Work instructions:
Output all of the data below exactly as given.

Information shown:
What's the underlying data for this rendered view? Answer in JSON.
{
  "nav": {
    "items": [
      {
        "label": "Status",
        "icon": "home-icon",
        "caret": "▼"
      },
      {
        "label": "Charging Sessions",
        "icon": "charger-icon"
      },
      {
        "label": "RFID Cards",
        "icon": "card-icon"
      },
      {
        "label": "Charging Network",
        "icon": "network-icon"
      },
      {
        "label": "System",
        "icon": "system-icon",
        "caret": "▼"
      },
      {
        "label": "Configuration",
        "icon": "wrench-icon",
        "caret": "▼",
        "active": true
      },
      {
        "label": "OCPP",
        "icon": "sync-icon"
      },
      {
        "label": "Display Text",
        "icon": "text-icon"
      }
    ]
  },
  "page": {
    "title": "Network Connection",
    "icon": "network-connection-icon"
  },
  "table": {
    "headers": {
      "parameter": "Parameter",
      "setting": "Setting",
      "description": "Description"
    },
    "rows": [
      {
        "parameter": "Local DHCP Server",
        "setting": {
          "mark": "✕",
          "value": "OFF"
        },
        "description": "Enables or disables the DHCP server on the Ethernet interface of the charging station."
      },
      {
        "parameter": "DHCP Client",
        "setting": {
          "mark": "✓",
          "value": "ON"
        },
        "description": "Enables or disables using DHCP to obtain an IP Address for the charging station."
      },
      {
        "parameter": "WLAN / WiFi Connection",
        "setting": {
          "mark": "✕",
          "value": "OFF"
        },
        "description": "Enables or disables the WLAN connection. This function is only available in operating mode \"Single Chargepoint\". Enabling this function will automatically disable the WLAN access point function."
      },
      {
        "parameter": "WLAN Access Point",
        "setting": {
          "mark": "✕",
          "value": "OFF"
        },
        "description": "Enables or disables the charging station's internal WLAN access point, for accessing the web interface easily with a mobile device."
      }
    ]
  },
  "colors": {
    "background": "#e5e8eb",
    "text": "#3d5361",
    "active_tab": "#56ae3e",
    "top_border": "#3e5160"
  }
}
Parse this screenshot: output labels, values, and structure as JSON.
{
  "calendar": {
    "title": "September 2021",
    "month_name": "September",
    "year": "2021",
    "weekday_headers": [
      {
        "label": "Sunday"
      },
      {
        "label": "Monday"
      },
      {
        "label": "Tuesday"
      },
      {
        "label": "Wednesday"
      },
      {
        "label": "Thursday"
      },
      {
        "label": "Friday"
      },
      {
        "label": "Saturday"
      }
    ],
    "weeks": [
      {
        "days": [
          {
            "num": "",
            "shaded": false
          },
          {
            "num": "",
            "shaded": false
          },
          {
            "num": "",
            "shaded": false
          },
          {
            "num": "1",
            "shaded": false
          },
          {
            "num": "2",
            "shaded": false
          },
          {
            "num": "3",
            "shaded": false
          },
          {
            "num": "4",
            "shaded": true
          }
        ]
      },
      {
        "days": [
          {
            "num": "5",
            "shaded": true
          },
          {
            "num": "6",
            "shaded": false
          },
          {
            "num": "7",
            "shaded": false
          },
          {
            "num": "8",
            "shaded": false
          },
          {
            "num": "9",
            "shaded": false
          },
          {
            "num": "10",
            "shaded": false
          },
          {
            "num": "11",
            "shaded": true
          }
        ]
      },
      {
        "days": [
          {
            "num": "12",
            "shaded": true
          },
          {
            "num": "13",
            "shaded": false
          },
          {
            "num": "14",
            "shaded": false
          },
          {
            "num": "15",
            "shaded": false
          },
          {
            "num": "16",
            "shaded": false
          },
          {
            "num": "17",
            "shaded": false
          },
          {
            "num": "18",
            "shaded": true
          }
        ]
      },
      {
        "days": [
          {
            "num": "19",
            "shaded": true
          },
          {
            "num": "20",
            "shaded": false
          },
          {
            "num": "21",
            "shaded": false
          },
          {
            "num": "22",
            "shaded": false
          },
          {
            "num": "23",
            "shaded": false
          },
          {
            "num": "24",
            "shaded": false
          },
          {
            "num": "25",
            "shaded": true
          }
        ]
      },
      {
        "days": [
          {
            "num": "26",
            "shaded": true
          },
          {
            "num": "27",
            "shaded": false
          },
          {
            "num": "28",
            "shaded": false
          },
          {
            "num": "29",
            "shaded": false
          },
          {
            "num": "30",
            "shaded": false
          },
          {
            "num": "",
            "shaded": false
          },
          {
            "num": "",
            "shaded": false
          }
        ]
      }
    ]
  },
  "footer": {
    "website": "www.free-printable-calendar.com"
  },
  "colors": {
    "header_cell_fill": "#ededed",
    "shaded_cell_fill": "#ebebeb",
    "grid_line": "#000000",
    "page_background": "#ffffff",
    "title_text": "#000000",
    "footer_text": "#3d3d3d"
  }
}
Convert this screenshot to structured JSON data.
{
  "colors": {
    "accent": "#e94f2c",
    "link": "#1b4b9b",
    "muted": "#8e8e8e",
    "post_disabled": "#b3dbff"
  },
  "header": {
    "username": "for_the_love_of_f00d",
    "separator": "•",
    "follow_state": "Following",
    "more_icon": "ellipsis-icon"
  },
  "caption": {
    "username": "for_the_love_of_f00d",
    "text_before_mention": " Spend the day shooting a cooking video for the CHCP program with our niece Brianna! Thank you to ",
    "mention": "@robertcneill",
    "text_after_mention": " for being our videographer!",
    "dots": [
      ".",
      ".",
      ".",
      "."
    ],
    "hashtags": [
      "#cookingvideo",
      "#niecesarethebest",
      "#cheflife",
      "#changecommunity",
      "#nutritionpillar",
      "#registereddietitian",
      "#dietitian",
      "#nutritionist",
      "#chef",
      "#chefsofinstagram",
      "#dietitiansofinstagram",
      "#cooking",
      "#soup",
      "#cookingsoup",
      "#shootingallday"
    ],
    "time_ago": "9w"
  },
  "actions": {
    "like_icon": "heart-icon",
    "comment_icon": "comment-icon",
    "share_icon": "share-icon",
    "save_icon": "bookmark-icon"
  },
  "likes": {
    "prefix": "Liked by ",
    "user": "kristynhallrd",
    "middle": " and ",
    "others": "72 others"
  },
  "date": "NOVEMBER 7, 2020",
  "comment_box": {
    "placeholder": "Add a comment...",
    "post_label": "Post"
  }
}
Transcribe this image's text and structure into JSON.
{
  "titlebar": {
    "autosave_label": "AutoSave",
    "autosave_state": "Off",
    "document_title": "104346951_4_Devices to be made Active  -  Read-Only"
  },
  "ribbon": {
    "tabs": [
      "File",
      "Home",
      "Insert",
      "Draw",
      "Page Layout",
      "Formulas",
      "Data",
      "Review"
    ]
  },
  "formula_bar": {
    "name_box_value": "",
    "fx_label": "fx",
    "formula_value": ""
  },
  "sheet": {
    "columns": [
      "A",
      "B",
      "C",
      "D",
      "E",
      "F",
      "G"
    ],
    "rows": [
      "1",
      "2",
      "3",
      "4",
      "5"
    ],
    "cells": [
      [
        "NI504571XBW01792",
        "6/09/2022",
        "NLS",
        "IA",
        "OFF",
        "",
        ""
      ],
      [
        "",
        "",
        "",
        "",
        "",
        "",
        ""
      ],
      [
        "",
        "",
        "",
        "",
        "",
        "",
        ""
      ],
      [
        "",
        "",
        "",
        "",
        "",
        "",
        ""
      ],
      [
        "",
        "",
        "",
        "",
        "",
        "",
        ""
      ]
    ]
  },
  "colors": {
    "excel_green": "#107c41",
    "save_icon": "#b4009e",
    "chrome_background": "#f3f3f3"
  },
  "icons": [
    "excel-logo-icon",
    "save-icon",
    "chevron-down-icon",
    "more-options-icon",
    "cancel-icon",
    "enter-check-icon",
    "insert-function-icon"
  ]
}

Output:
What's the underlying data for this rendered view? Answer in JSON.
{
  "nav": {
    "items": [
      {
        "label": "Status",
        "icon": "home-icon",
        "caret": "▼"
      },
      {
        "label": "Charging Sessions",
        "icon": "charger-icon"
      },
      {
        "label": "RFID Cards",
        "icon": "card-icon"
      },
      {
        "label": "Charging Network",
        "icon": "network-icon"
      },
      {
        "label": "System",
        "icon": "system-icon",
        "caret": "▼"
      },
      {
        "label": "Configuration",
        "icon": "wrench-icon",
        "caret": "▼",
        "active": true
      },
      {
        "label": "OCPP",
        "icon": "sync-icon"
      },
      {
        "label": "Display Text",
        "icon": "text-icon"
      }
    ]
  },
  "page": {
    "title": "Network Connection",
    "icon": "network-connection-icon"
  },
  "table": {
    "headers": {
      "parameter": "Parameter",
      "setting": "Setting",
      "description": "Description"
    },
    "rows": [
      {
        "parameter": "Local DHCP Server",
        "setting": {
          "mark": "✕",
          "value": "OFF"
        },
        "description": "Enables or disables the DHCP server on the Ethernet interface of the charging station."
      },
      {
        "parameter": "DHCP Client",
        "setting": {
          "mark": "✓",
          "value": "ON"
        },
        "description": "Enables or disables using DHCP to obtain an IP Address for the charging station."
      },
      {
        "parameter": "WLAN / WiFi Connection",
        "setting": {
          "mark": "✕",
          "value": "OFF"
        },
        "description": "Enables or disables the WLAN connection. This function is only available in operating mode \"Single Chargepoint\". Enabling this function will automatically disable the WLAN access point function."
      },
      {
        "parameter": "WLAN Access Point",
        "setting": {
          "mark": "✕",
          "value": "OFF"
        },
        "description": "Enables or disables the charging station's internal WLAN access point, for accessing the web interface easily with a mobile device."
      }
    ]
  },
  "colors": {
    "background": "#e5e8eb",
    "text": "#3d5361",
    "active_tab": "#56ae3e",
    "top_border": "#3e5160"
  }
}
Parse this screenshot: output labels, values, and structure as JSON.
{
  "calendar": {
    "title": "September 2021",
    "month_name": "September",
    "year": "2021",
    "weekday_headers": [
      {
        "label": "Sunday"
      },
      {
        "label": "Monday"
      },
      {
        "label": "Tuesday"
      },
      {
        "label": "Wednesday"
      },
      {
        "label": "Thursday"
      },
      {
        "label": "Friday"
      },
      {
        "label": "Saturday"
      }
    ],
    "weeks": [
      {
        "days": [
          {
            "num": "",
            "shaded": false
          },
          {
            "num": "",
            "shaded": false
          },
          {
            "num": "",
            "shaded": false
          },
          {
            "num": "1",
            "shaded": false
          },
          {
            "num": "2",
            "shaded": false
          },
          {
            "num": "3",
            "shaded": false
          },
          {
            "num": "4",
            "shaded": true
          }
        ]
      },
      {
        "days": [
          {
            "num": "5",
            "shaded": true
          },
          {
            "num": "6",
            "shaded": false
          },
          {
            "num": "7",
            "shaded": false
          },
          {
            "num": "8",
            "shaded": false
          },
          {
            "num": "9",
            "shaded": false
          },
          {
            "num": "10",
            "shaded": false
          },
          {
            "num": "11",
            "shaded": true
          }
        ]
      },
      {
        "days": [
          {
            "num": "12",
            "shaded": true
          },
          {
            "num": "13",
            "shaded": false
          },
          {
            "num": "14",
            "shaded": false
          },
          {
            "num": "15",
            "shaded": false
          },
          {
            "num": "16",
            "shaded": false
          },
          {
            "num": "17",
            "shaded": false
          },
          {
            "num": "18",
            "shaded": true
          }
        ]
      },
      {
        "days": [
          {
            "num": "19",
            "shaded": true
          },
          {
            "num": "20",
            "shaded": false
          },
          {
            "num": "21",
            "shaded": false
          },
          {
            "num": "22",
            "shaded": false
          },
          {
            "num": "23",
            "shaded": false
          },
          {
            "num": "24",
            "shaded": false
          },
          {
            "num": "25",
            "shaded": true
          }
        ]
      },
      {
        "days": [
          {
            "num": "26",
            "shaded": true
          },
          {
            "num": "27",
            "shaded": false
          },
          {
            "num": "28",
            "shaded": false
          },
          {
            "num": "29",
            "shaded": false
          },
          {
            "num": "30",
            "shaded": false
          },
          {
            "num": "",
            "shaded": false
          },
          {
            "num": "",
            "shaded": false
          }
        ]
      }
    ]
  },
  "footer": {
    "website": "www.free-printable-calendar.com"
  },
  "colors": {
    "header_cell_fill": "#ededed",
    "shaded_cell_fill": "#ebebeb",
    "grid_line": "#000000",
    "page_background": "#ffffff",
    "title_text": "#000000",
    "footer_text": "#3d3d3d"
  }
}
Convert this screenshot to structured JSON data.
{
  "colors": {
    "accent": "#e94f2c",
    "link": "#1b4b9b",
    "muted": "#8e8e8e",
    "post_disabled": "#b3dbff"
  },
  "header": {
    "username": "for_the_love_of_f00d",
    "separator": "•",
    "follow_state": "Following",
    "more_icon": "ellipsis-icon"
  },
  "caption": {
    "username": "for_the_love_of_f00d",
    "text_before_mention": " Spend the day shooting a cooking video for the CHCP program with our niece Brianna! Thank you to ",
    "mention": "@robertcneill",
    "text_after_mention": " for being our videographer!",
    "dots": [
      ".",
      ".",
      ".",
      "."
    ],
    "hashtags": [
      "#cookingvideo",
      "#niecesarethebest",
      "#cheflife",
      "#changecommunity",
      "#nutritionpillar",
      "#registereddietitian",
      "#dietitian",
      "#nutritionist",
      "#chef",
      "#chefsofinstagram",
      "#dietitiansofinstagram",
      "#cooking",
      "#soup",
      "#cookingsoup",
      "#shootingallday"
    ],
    "time_ago": "9w"
  },
  "actions": {
    "like_icon": "heart-icon",
    "comment_icon": "comment-icon",
    "share_icon": "share-icon",
    "save_icon": "bookmark-icon"
  },
  "likes": {
    "prefix": "Liked by ",
    "user": "kristynhallrd",
    "middle": " and ",
    "others": "72 others"
  },
  "date": "NOVEMBER 7, 2020",
  "comment_box": {
    "placeholder": "Add a comment...",
    "post_label": "Post"
  }
}
Transcribe this image's text and structure into JSON.
{
  "titlebar": {
    "autosave_label": "AutoSave",
    "autosave_state": "Off",
    "document_title": "104346951_4_Devices to be made Active  -  Read-Only"
  },
  "ribbon": {
    "tabs": [
      "File",
      "Home",
      "Insert",
      "Draw",
      "Page Layout",
      "Formulas",
      "Data",
      "Review"
    ]
  },
  "formula_bar": {
    "name_box_value": "",
    "fx_label": "fx",
    "formula_value": ""
  },
  "sheet": {
    "columns": [
      "A",
      "B",
      "C",
      "D",
      "E",
      "F",
      "G"
    ],
    "rows": [
      "1",
      "2",
      "3",
      "4",
      "5"
    ],
    "cells": [
      [
        "NI504571XBW01792",
        "6/09/2022",
        "NLS",
        "IA",
        "OFF",
        "",
        ""
      ],
      [
        "",
        "",
        "",
        "",
        "",
        "",
        ""
      ],
      [
        "",
        "",
        "",
        "",
        "",
        "",
        ""
      ],
      [
        "",
        "",
        "",
        "",
        "",
        "",
        ""
      ],
      [
        "",
        "",
        "",
        "",
        "",
        "",
        ""
      ]
    ]
  },
  "colors": {
    "excel_green": "#107c41",
    "save_icon": "#b4009e",
    "chrome_background": "#f3f3f3"
  },
  "icons": [
    "excel-logo-icon",
    "save-icon",
    "chevron-down-icon",
    "more-options-icon",
    "cancel-icon",
    "enter-check-icon",
    "insert-function-icon"
  ]
}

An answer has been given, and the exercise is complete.